Source records
□ □ □ □ □ □ □
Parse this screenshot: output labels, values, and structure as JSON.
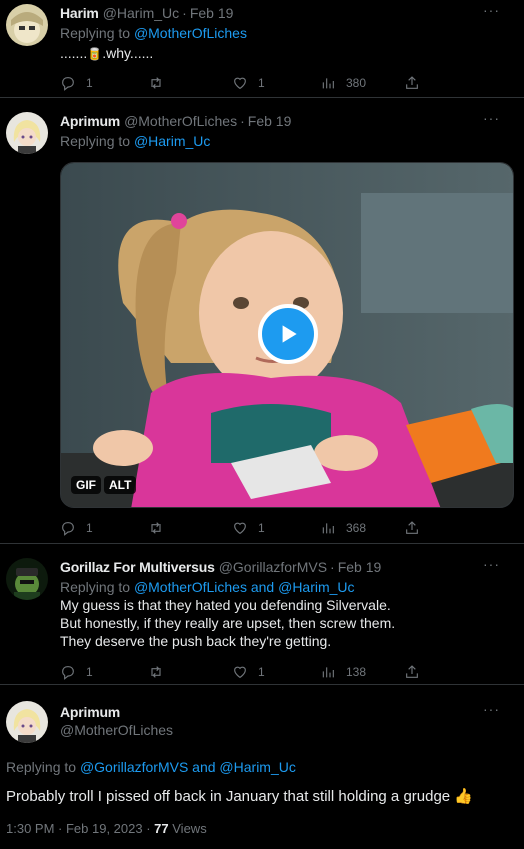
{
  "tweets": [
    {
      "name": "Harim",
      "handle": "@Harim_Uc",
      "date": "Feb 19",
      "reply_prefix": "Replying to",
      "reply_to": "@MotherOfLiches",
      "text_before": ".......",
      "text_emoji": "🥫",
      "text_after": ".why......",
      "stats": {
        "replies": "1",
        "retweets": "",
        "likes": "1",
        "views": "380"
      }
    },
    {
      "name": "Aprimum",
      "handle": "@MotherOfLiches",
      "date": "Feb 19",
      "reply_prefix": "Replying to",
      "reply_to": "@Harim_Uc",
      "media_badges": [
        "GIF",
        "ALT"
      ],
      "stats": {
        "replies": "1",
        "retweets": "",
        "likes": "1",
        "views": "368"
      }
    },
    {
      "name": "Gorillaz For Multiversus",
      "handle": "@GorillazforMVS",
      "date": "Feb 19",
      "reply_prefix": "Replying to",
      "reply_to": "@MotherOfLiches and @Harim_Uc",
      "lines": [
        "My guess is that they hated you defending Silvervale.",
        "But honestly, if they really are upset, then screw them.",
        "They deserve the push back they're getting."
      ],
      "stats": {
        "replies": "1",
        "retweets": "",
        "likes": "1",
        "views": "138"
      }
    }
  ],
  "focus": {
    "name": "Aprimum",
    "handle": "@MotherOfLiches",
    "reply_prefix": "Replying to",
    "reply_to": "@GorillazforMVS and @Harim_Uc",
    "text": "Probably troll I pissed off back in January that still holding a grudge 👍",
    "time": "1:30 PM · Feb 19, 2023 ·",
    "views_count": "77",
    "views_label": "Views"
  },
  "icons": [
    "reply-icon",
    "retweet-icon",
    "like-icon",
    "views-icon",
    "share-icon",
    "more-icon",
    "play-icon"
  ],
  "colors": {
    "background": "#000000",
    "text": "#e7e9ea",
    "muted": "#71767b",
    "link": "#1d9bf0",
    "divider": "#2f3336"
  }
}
□ □ □ □ □ □ □
▶ **Exercise description**: Show every line in the records above that contains the word "name".

▶ **Output for this task**:
      "name": "Harim",
      "name": "Aprimum",
      "name": "Gorillaz For Multiversus",
    "name": "Aprimum",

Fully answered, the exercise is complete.